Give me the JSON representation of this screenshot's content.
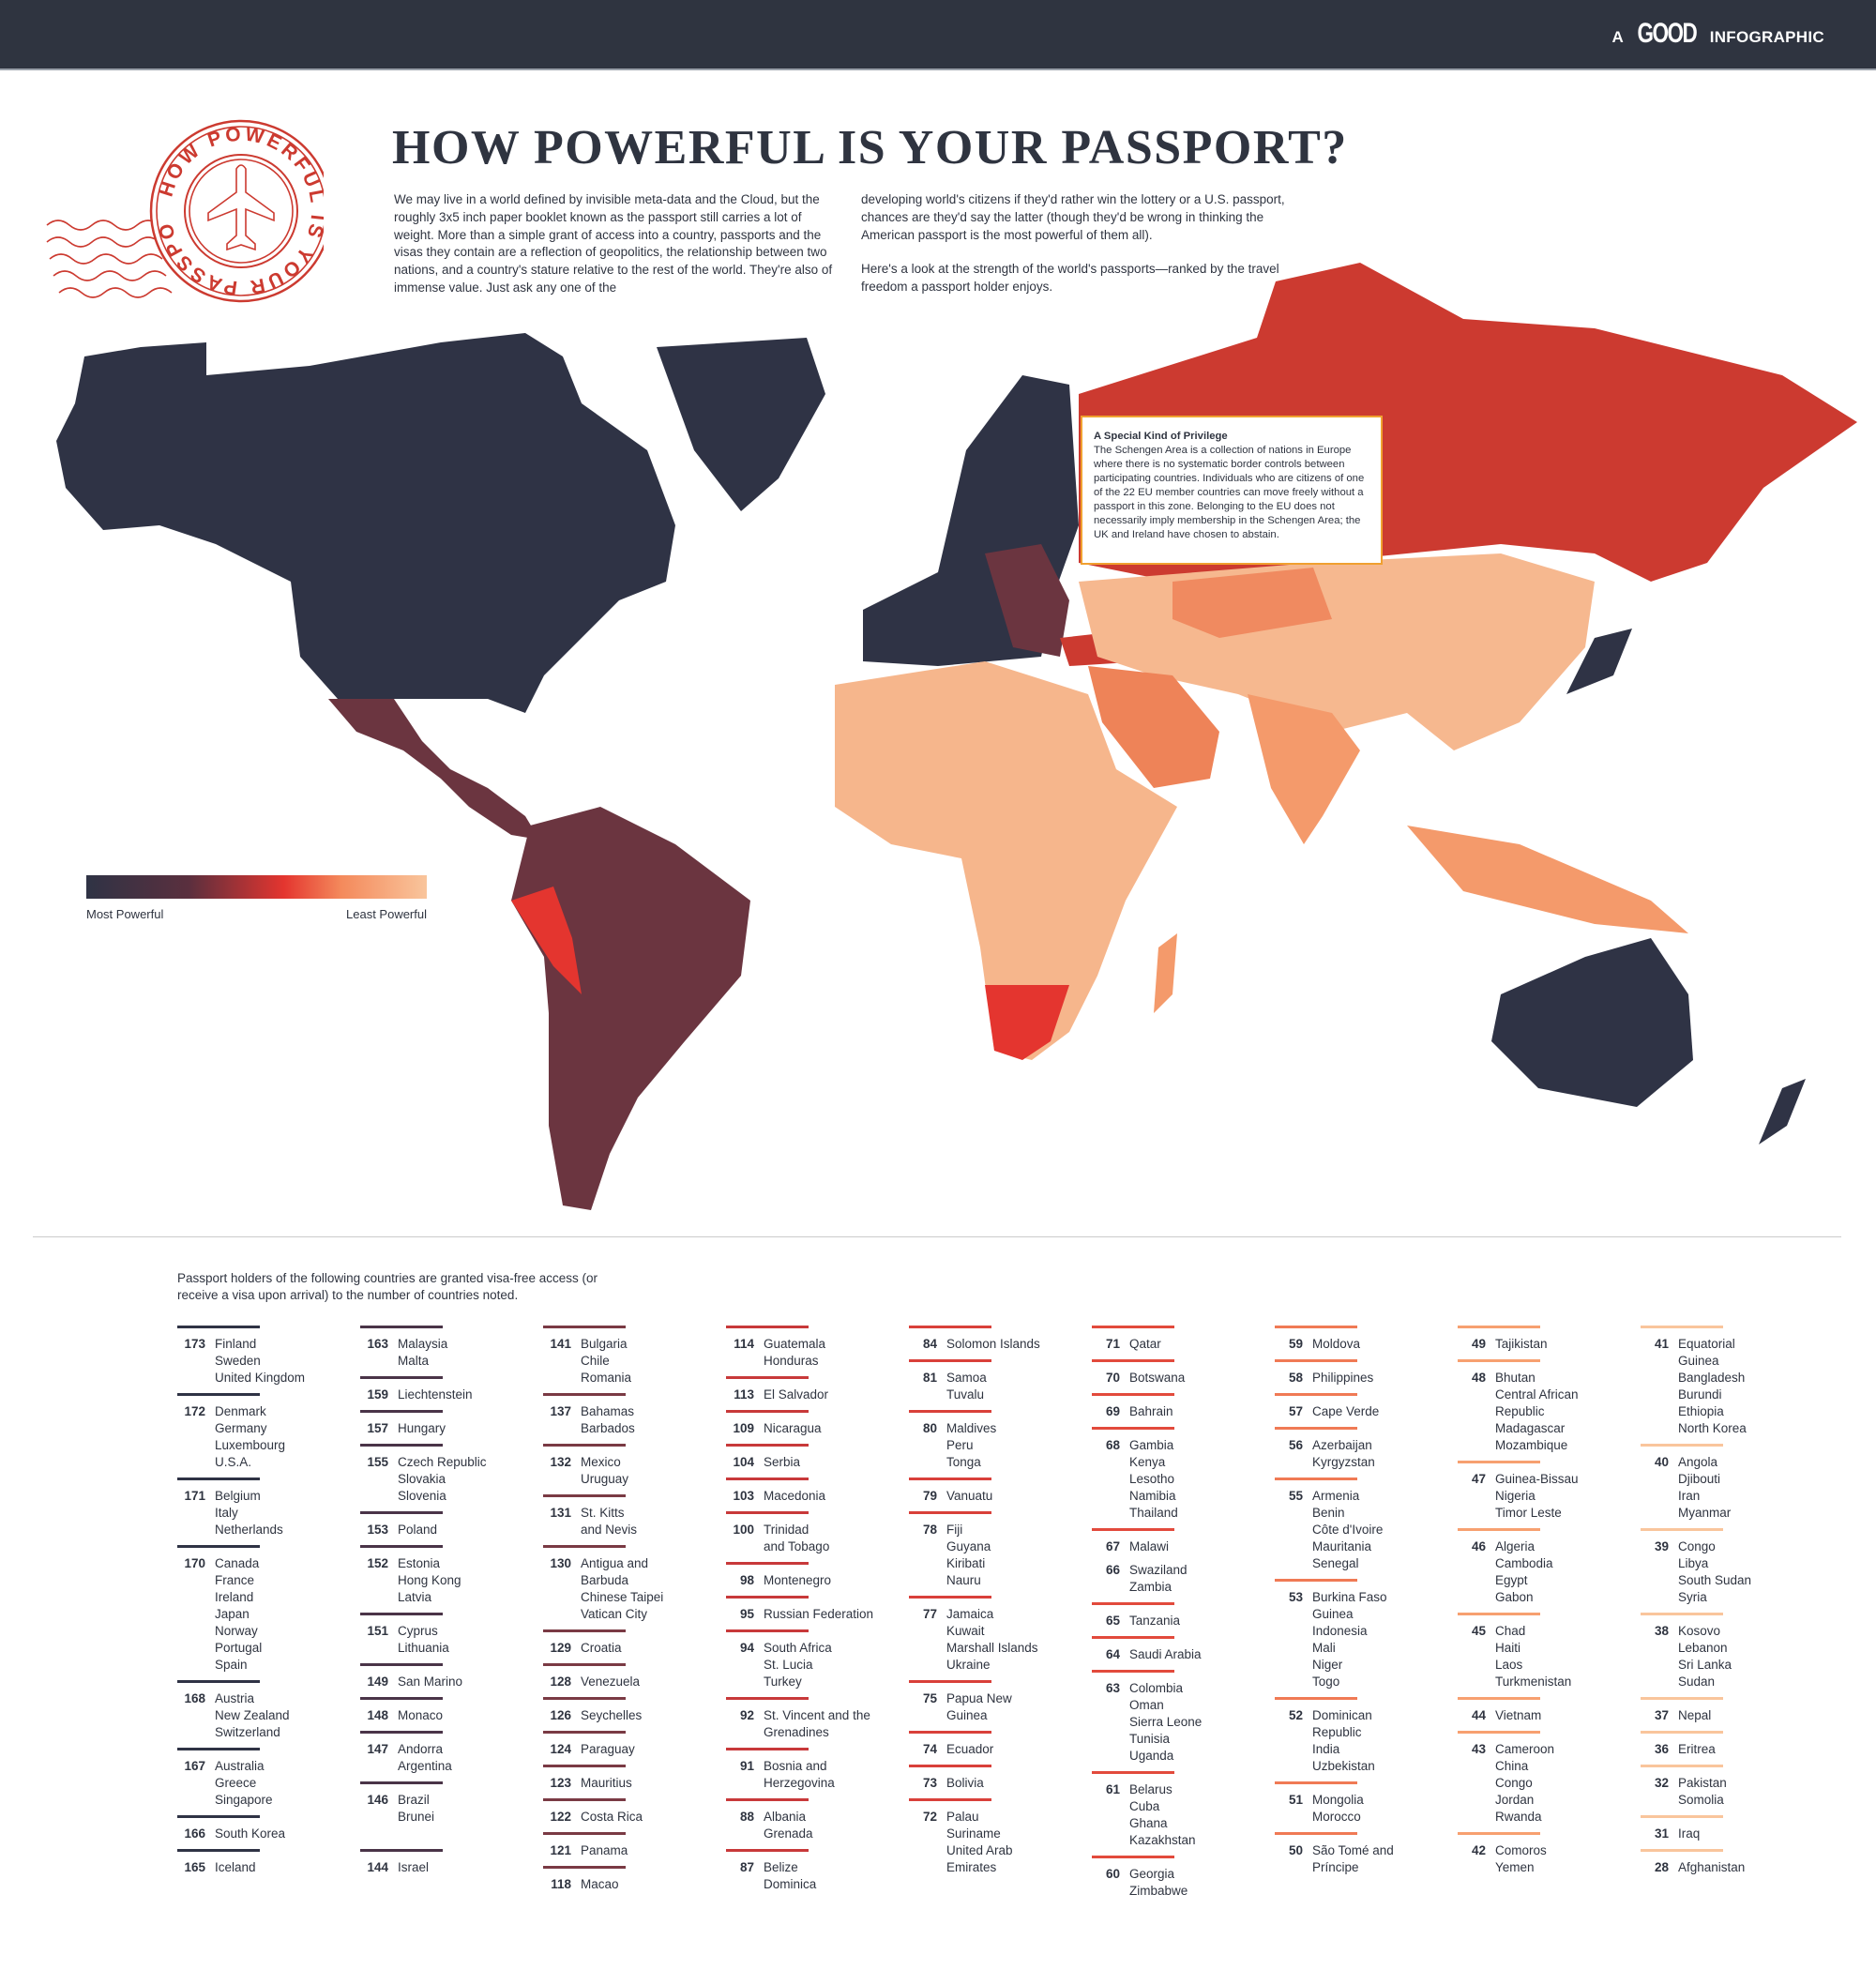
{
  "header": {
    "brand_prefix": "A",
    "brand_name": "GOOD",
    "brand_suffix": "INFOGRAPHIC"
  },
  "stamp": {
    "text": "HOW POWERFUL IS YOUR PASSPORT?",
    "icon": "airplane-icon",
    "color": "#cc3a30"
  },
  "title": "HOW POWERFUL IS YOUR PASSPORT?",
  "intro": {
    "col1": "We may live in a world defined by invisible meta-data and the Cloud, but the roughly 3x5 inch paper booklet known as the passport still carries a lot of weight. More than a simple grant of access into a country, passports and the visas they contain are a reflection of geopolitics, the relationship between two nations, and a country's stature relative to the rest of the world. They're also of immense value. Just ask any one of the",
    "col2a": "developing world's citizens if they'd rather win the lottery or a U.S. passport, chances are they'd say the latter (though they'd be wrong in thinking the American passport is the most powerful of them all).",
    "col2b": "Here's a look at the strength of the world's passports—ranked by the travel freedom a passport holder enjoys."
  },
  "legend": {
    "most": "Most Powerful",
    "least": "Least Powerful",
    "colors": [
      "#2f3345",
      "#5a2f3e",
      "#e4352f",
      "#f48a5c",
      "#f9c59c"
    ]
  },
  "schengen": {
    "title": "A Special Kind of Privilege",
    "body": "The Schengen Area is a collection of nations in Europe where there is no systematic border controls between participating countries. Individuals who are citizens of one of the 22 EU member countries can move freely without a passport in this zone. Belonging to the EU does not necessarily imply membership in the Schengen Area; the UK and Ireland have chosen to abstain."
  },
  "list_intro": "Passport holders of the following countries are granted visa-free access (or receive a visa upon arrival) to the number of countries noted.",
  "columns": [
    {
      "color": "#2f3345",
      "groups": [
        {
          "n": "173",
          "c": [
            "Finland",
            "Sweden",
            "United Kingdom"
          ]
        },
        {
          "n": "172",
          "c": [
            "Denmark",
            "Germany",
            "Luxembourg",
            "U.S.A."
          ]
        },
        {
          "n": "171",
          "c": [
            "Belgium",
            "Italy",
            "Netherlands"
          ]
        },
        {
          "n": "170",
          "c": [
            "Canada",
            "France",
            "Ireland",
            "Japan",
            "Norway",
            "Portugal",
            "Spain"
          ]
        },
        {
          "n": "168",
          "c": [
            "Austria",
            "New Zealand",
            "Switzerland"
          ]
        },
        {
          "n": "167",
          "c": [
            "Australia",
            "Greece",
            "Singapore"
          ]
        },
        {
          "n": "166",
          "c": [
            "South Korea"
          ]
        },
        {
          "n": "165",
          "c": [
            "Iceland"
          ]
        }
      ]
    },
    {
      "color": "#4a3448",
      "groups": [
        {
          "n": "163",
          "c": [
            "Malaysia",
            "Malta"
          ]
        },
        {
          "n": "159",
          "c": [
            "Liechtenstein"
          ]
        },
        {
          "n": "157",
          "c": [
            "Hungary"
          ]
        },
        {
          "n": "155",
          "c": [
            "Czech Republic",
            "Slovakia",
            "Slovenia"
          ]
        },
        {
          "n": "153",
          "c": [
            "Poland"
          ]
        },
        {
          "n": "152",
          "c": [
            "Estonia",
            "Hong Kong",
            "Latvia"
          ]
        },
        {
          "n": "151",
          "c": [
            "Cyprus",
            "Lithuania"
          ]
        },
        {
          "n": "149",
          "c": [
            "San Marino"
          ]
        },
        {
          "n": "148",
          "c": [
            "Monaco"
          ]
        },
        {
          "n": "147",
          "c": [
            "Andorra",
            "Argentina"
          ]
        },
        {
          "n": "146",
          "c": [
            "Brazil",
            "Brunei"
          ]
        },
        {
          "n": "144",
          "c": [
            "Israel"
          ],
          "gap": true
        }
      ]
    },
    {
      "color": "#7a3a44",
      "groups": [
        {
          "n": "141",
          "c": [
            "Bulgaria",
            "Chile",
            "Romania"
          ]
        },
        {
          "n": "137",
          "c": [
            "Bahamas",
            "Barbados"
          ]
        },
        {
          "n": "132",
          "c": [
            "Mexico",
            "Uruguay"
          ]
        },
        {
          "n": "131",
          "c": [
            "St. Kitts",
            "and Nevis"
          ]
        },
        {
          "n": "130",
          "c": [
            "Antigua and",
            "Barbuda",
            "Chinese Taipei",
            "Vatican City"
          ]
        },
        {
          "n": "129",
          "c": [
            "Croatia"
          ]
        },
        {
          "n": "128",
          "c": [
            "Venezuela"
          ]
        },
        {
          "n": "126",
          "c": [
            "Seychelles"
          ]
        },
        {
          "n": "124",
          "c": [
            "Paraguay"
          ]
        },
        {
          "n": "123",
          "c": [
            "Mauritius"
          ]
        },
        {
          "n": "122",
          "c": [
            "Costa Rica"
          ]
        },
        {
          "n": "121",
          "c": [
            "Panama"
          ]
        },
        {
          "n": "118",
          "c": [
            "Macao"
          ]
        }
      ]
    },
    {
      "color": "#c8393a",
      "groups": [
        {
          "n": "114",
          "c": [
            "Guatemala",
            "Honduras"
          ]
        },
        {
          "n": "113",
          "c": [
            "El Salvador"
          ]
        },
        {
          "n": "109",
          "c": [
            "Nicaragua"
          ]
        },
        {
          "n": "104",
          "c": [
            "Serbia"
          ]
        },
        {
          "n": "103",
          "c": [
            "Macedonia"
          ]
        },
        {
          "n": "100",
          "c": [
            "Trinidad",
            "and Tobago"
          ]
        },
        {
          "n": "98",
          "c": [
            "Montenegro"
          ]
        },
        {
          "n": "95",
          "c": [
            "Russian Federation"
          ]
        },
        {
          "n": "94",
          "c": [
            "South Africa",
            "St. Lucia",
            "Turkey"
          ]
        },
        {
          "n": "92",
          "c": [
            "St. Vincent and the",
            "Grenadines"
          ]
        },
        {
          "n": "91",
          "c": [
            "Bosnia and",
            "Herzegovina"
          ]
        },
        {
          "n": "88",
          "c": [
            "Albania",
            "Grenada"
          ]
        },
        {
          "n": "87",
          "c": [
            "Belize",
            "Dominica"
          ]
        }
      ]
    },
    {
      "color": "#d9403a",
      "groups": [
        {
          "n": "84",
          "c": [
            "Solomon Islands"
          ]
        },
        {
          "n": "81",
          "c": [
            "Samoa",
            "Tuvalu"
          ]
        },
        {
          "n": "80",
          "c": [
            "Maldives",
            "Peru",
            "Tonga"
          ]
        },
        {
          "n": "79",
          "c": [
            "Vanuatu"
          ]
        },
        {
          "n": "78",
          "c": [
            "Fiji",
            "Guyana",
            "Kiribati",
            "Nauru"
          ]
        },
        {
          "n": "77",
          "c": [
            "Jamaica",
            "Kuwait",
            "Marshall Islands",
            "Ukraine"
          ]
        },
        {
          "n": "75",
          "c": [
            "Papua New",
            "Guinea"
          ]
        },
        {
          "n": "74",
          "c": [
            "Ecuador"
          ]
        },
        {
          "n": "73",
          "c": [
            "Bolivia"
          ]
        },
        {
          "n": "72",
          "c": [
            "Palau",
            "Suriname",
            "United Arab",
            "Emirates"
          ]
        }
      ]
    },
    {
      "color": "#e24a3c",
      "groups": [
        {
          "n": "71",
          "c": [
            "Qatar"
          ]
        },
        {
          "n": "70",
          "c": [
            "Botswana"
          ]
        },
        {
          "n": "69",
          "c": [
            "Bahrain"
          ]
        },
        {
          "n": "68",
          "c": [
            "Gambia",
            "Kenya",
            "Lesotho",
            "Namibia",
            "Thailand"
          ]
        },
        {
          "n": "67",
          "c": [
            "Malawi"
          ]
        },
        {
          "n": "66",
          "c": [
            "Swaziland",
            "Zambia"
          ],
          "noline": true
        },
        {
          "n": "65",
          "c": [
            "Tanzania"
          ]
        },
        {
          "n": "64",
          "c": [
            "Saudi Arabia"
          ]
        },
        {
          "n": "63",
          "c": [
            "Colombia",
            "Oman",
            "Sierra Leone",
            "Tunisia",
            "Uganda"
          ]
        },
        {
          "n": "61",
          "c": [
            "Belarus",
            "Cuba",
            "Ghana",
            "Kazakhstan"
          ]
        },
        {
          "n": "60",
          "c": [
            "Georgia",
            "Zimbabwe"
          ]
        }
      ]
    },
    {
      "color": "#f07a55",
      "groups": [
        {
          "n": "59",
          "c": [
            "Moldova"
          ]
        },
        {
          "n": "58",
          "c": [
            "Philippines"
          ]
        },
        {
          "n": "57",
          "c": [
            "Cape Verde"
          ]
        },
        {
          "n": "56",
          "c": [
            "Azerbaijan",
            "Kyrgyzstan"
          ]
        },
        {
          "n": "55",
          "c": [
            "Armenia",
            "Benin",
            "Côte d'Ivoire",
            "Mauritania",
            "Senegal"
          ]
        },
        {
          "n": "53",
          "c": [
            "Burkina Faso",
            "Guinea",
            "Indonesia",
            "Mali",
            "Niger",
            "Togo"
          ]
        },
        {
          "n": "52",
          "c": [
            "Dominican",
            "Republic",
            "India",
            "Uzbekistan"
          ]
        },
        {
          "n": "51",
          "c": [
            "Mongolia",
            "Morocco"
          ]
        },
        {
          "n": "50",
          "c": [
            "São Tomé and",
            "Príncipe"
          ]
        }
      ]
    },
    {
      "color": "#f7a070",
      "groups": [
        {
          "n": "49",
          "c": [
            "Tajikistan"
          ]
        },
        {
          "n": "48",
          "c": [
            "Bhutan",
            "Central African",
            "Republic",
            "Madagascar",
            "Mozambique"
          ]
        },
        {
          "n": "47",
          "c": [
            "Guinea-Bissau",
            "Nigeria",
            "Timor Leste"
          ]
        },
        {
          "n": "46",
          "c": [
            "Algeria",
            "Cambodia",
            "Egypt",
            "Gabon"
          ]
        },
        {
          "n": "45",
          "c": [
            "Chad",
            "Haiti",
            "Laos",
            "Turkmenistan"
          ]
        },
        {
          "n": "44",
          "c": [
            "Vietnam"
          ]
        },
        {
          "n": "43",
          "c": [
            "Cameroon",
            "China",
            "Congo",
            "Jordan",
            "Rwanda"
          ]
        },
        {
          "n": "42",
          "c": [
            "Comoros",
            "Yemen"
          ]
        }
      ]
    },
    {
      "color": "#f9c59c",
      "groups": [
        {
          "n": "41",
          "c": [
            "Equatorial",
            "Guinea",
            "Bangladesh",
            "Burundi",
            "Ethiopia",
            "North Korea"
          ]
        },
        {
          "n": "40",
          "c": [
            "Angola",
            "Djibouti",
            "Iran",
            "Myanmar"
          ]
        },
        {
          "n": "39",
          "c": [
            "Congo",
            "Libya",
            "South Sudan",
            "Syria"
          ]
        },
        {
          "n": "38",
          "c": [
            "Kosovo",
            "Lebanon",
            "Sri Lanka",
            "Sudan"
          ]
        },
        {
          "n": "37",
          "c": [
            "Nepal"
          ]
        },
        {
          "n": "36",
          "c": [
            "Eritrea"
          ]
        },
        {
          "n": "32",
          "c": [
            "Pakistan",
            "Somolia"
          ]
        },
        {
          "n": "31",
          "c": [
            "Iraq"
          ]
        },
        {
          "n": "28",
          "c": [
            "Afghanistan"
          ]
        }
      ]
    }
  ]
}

What is required ->
Tell how many lines of the data above hold the string "most". Give only the number.

Expected output ->
2